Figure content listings
* start *

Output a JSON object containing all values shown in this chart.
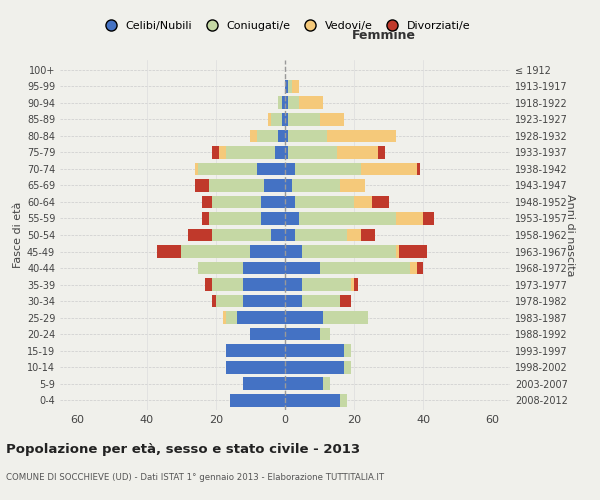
{
  "age_groups": [
    "0-4",
    "5-9",
    "10-14",
    "15-19",
    "20-24",
    "25-29",
    "30-34",
    "35-39",
    "40-44",
    "45-49",
    "50-54",
    "55-59",
    "60-64",
    "65-69",
    "70-74",
    "75-79",
    "80-84",
    "85-89",
    "90-94",
    "95-99",
    "100+"
  ],
  "birth_years": [
    "2008-2012",
    "2003-2007",
    "1998-2002",
    "1993-1997",
    "1988-1992",
    "1983-1987",
    "1978-1982",
    "1973-1977",
    "1968-1972",
    "1963-1967",
    "1958-1962",
    "1953-1957",
    "1948-1952",
    "1943-1947",
    "1938-1942",
    "1933-1937",
    "1928-1932",
    "1923-1927",
    "1918-1922",
    "1913-1917",
    "≤ 1912"
  ],
  "male": {
    "celibe": [
      16,
      12,
      17,
      17,
      10,
      14,
      12,
      12,
      12,
      10,
      4,
      7,
      7,
      6,
      8,
      3,
      2,
      1,
      1,
      0,
      0
    ],
    "coniugato": [
      0,
      0,
      0,
      0,
      0,
      3,
      8,
      9,
      13,
      20,
      17,
      15,
      14,
      16,
      17,
      14,
      6,
      3,
      1,
      0,
      0
    ],
    "vedovo": [
      0,
      0,
      0,
      0,
      0,
      1,
      0,
      0,
      0,
      0,
      0,
      0,
      0,
      0,
      1,
      2,
      2,
      1,
      0,
      0,
      0
    ],
    "divorziato": [
      0,
      0,
      0,
      0,
      0,
      0,
      1,
      2,
      0,
      7,
      7,
      2,
      3,
      4,
      0,
      2,
      0,
      0,
      0,
      0,
      0
    ]
  },
  "female": {
    "nubile": [
      16,
      11,
      17,
      17,
      10,
      11,
      5,
      5,
      10,
      5,
      3,
      4,
      3,
      2,
      3,
      1,
      1,
      1,
      1,
      1,
      0
    ],
    "coniugata": [
      2,
      2,
      2,
      2,
      3,
      13,
      11,
      14,
      26,
      27,
      15,
      28,
      17,
      14,
      19,
      14,
      11,
      9,
      3,
      1,
      0
    ],
    "vedova": [
      0,
      0,
      0,
      0,
      0,
      0,
      0,
      1,
      2,
      1,
      4,
      8,
      5,
      7,
      16,
      12,
      20,
      7,
      7,
      2,
      0
    ],
    "divorziata": [
      0,
      0,
      0,
      0,
      0,
      0,
      3,
      1,
      2,
      8,
      4,
      3,
      5,
      0,
      1,
      2,
      0,
      0,
      0,
      0,
      0
    ]
  },
  "colors": {
    "celibe_nubile": "#4472C4",
    "coniugato_coniugata": "#c5d8a4",
    "vedovo_vedova": "#f5c97a",
    "divorziato_divorziata": "#c0392b"
  },
  "title": "Popolazione per età, sesso e stato civile - 2013",
  "subtitle": "COMUNE DI SOCCHIEVE (UD) - Dati ISTAT 1° gennaio 2013 - Elaborazione TUTTITALIA.IT",
  "xlabel_right": "Femmine",
  "ylabel_left": "Fasce di età",
  "ylabel_right": "Anni di nascita",
  "xlim": 65,
  "legend_labels": [
    "Celibi/Nubili",
    "Coniugati/e",
    "Vedovi/e",
    "Divorziati/e"
  ],
  "background_color": "#f0f0eb"
}
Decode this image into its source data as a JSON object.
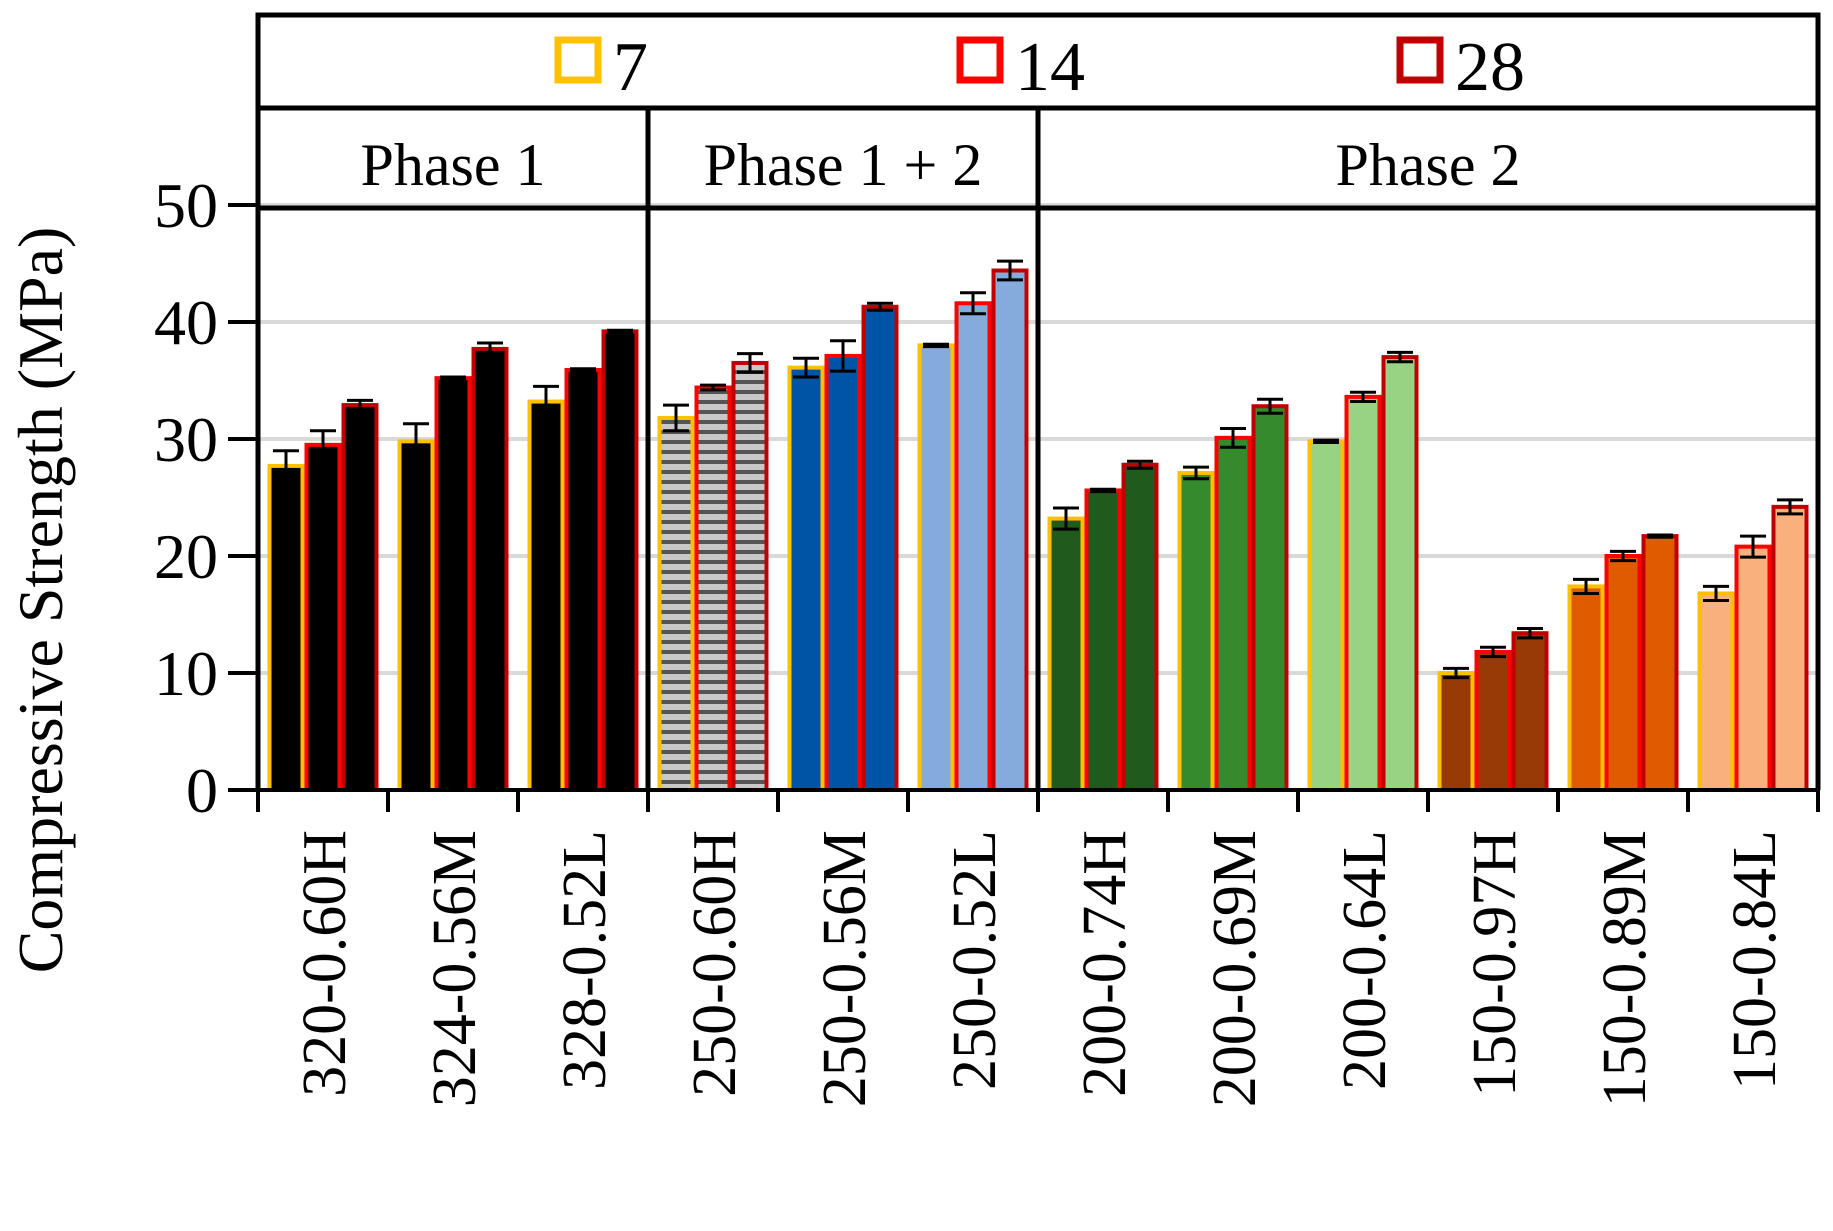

* end *

--- Exercise ---
Copy each line of the entries that includes the word "this".

--- Response ---
Output a JSON object containing all values shown in this chart.
Decode this image into its source data as a JSON object.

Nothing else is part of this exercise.